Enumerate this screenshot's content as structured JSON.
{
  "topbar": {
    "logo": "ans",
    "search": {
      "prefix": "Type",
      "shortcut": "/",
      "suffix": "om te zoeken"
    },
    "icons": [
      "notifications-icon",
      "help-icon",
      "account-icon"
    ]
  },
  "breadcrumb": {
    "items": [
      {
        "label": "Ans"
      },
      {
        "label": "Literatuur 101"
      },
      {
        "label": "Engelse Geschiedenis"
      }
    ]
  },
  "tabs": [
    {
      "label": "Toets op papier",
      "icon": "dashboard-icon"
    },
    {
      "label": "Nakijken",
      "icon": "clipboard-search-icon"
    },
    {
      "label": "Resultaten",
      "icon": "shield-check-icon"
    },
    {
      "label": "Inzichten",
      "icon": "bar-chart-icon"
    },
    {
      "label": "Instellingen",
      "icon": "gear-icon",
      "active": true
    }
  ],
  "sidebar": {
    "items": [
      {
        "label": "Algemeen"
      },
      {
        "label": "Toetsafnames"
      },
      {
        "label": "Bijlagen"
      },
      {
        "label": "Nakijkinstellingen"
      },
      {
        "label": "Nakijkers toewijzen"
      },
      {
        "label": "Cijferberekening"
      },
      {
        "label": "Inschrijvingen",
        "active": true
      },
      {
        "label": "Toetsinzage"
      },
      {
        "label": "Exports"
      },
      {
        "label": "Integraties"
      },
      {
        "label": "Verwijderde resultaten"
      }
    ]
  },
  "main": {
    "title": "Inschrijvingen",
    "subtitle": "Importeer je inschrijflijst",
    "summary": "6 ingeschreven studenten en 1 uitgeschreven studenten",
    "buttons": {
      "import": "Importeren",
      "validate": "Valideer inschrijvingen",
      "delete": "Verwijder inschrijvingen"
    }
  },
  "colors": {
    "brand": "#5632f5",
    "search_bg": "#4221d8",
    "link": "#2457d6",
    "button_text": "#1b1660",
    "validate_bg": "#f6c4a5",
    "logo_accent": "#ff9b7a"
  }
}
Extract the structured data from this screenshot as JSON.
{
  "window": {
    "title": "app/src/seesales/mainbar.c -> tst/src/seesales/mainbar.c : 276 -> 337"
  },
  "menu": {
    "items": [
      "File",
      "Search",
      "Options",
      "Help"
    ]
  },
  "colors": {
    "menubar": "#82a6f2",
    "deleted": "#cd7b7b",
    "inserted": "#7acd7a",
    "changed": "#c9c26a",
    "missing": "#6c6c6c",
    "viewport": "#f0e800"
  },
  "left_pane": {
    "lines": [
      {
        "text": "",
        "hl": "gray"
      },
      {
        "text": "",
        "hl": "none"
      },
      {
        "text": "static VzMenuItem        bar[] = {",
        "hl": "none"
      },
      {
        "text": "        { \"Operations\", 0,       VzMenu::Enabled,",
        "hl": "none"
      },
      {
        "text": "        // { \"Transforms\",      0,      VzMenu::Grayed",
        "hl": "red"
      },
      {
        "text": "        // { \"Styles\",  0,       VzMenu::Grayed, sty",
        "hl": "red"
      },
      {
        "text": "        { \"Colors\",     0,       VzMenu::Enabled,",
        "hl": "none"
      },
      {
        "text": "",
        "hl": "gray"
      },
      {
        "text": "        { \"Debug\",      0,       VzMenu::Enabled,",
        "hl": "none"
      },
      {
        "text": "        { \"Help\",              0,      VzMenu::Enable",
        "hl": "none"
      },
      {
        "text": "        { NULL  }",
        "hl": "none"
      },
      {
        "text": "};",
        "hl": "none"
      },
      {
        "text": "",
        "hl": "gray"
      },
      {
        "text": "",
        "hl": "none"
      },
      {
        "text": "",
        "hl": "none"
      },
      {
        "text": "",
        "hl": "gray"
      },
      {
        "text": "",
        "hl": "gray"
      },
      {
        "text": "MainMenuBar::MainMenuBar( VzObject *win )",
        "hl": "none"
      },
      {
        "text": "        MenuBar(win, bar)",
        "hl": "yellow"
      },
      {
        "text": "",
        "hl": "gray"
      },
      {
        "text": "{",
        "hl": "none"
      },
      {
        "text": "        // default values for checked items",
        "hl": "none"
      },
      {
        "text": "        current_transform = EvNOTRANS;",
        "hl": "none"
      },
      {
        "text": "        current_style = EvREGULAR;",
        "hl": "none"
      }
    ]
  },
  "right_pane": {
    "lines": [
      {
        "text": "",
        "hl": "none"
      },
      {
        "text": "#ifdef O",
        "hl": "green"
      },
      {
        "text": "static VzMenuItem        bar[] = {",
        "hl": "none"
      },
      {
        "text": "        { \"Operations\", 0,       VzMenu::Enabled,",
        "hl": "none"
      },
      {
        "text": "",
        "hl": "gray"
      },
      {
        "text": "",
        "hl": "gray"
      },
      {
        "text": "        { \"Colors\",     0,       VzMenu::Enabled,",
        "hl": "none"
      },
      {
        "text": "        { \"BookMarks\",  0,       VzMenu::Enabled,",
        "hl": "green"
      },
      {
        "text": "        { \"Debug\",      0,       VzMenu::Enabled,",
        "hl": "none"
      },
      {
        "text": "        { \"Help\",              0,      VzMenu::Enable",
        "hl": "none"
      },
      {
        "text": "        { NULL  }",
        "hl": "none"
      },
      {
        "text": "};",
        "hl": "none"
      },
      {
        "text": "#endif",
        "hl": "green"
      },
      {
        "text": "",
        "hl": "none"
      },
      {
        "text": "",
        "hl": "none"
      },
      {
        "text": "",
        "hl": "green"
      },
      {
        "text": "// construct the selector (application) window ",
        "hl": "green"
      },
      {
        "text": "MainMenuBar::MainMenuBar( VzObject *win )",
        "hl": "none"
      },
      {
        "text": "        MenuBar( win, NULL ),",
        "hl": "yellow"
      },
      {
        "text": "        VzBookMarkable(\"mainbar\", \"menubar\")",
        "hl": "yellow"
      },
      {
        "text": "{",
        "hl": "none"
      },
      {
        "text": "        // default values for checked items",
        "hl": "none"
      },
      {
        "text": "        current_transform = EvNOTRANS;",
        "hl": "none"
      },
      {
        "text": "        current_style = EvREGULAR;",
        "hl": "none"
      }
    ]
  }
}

----

**What is required**.
Go through the material above line by line and copy it exactly.

**Response**.
Enumerate this screenshot's content as structured JSON.
{
  "topbar": {
    "logo": "ans",
    "search": {
      "prefix": "Type",
      "shortcut": "/",
      "suffix": "om te zoeken"
    },
    "icons": [
      "notifications-icon",
      "help-icon",
      "account-icon"
    ]
  },
  "breadcrumb": {
    "items": [
      {
        "label": "Ans"
      },
      {
        "label": "Literatuur 101"
      },
      {
        "label": "Engelse Geschiedenis"
      }
    ]
  },
  "tabs": [
    {
      "label": "Toets op papier",
      "icon": "dashboard-icon"
    },
    {
      "label": "Nakijken",
      "icon": "clipboard-search-icon"
    },
    {
      "label": "Resultaten",
      "icon": "shield-check-icon"
    },
    {
      "label": "Inzichten",
      "icon": "bar-chart-icon"
    },
    {
      "label": "Instellingen",
      "icon": "gear-icon",
      "active": true
    }
  ],
  "sidebar": {
    "items": [
      {
        "label": "Algemeen"
      },
      {
        "label": "Toetsafnames"
      },
      {
        "label": "Bijlagen"
      },
      {
        "label": "Nakijkinstellingen"
      },
      {
        "label": "Nakijkers toewijzen"
      },
      {
        "label": "Cijferberekening"
      },
      {
        "label": "Inschrijvingen",
        "active": true
      },
      {
        "label": "Toetsinzage"
      },
      {
        "label": "Exports"
      },
      {
        "label": "Integraties"
      },
      {
        "label": "Verwijderde resultaten"
      }
    ]
  },
  "main": {
    "title": "Inschrijvingen",
    "subtitle": "Importeer je inschrijflijst",
    "summary": "6 ingeschreven studenten en 1 uitgeschreven studenten",
    "buttons": {
      "import": "Importeren",
      "validate": "Valideer inschrijvingen",
      "delete": "Verwijder inschrijvingen"
    }
  },
  "colors": {
    "brand": "#5632f5",
    "search_bg": "#4221d8",
    "link": "#2457d6",
    "button_text": "#1b1660",
    "validate_bg": "#f6c4a5",
    "logo_accent": "#ff9b7a"
  }
}
Extract the structured data from this screenshot as JSON.
{
  "window": {
    "title": "app/src/seesales/mainbar.c -> tst/src/seesales/mainbar.c : 276 -> 337"
  },
  "menu": {
    "items": [
      "File",
      "Search",
      "Options",
      "Help"
    ]
  },
  "colors": {
    "menubar": "#82a6f2",
    "deleted": "#cd7b7b",
    "inserted": "#7acd7a",
    "changed": "#c9c26a",
    "missing": "#6c6c6c",
    "viewport": "#f0e800"
  },
  "left_pane": {
    "lines": [
      {
        "text": "",
        "hl": "gray"
      },
      {
        "text": "",
        "hl": "none"
      },
      {
        "text": "static VzMenuItem        bar[] = {",
        "hl": "none"
      },
      {
        "text": "        { \"Operations\", 0,       VzMenu::Enabled,",
        "hl": "none"
      },
      {
        "text": "        // { \"Transforms\",      0,      VzMenu::Grayed",
        "hl": "red"
      },
      {
        "text": "        // { \"Styles\",  0,       VzMenu::Grayed, sty",
        "hl": "red"
      },
      {
        "text": "        { \"Colors\",     0,       VzMenu::Enabled,",
        "hl": "none"
      },
      {
        "text": "",
        "hl": "gray"
      },
      {
        "text": "        { \"Debug\",      0,       VzMenu::Enabled,",
        "hl": "none"
      },
      {
        "text": "        { \"Help\",              0,      VzMenu::Enable",
        "hl": "none"
      },
      {
        "text": "        { NULL  }",
        "hl": "none"
      },
      {
        "text": "};",
        "hl": "none"
      },
      {
        "text": "",
        "hl": "gray"
      },
      {
        "text": "",
        "hl": "none"
      },
      {
        "text": "",
        "hl": "none"
      },
      {
        "text": "",
        "hl": "gray"
      },
      {
        "text": "",
        "hl": "gray"
      },
      {
        "text": "MainMenuBar::MainMenuBar( VzObject *win )",
        "hl": "none"
      },
      {
        "text": "        MenuBar(win, bar)",
        "hl": "yellow"
      },
      {
        "text": "",
        "hl": "gray"
      },
      {
        "text": "{",
        "hl": "none"
      },
      {
        "text": "        // default values for checked items",
        "hl": "none"
      },
      {
        "text": "        current_transform = EvNOTRANS;",
        "hl": "none"
      },
      {
        "text": "        current_style = EvREGULAR;",
        "hl": "none"
      }
    ]
  },
  "right_pane": {
    "lines": [
      {
        "text": "",
        "hl": "none"
      },
      {
        "text": "#ifdef O",
        "hl": "green"
      },
      {
        "text": "static VzMenuItem        bar[] = {",
        "hl": "none"
      },
      {
        "text": "        { \"Operations\", 0,       VzMenu::Enabled,",
        "hl": "none"
      },
      {
        "text": "",
        "hl": "gray"
      },
      {
        "text": "",
        "hl": "gray"
      },
      {
        "text": "        { \"Colors\",     0,       VzMenu::Enabled,",
        "hl": "none"
      },
      {
        "text": "        { \"BookMarks\",  0,       VzMenu::Enabled,",
        "hl": "green"
      },
      {
        "text": "        { \"Debug\",      0,       VzMenu::Enabled,",
        "hl": "none"
      },
      {
        "text": "        { \"Help\",              0,      VzMenu::Enable",
        "hl": "none"
      },
      {
        "text": "        { NULL  }",
        "hl": "none"
      },
      {
        "text": "};",
        "hl": "none"
      },
      {
        "text": "#endif",
        "hl": "green"
      },
      {
        "text": "",
        "hl": "none"
      },
      {
        "text": "",
        "hl": "none"
      },
      {
        "text": "",
        "hl": "green"
      },
      {
        "text": "// construct the selector (application) window ",
        "hl": "green"
      },
      {
        "text": "MainMenuBar::MainMenuBar( VzObject *win )",
        "hl": "none"
      },
      {
        "text": "        MenuBar( win, NULL ),",
        "hl": "yellow"
      },
      {
        "text": "        VzBookMarkable(\"mainbar\", \"menubar\")",
        "hl": "yellow"
      },
      {
        "text": "{",
        "hl": "none"
      },
      {
        "text": "        // default values for checked items",
        "hl": "none"
      },
      {
        "text": "        current_transform = EvNOTRANS;",
        "hl": "none"
      },
      {
        "text": "        current_style = EvREGULAR;",
        "hl": "none"
      }
    ]
  }
}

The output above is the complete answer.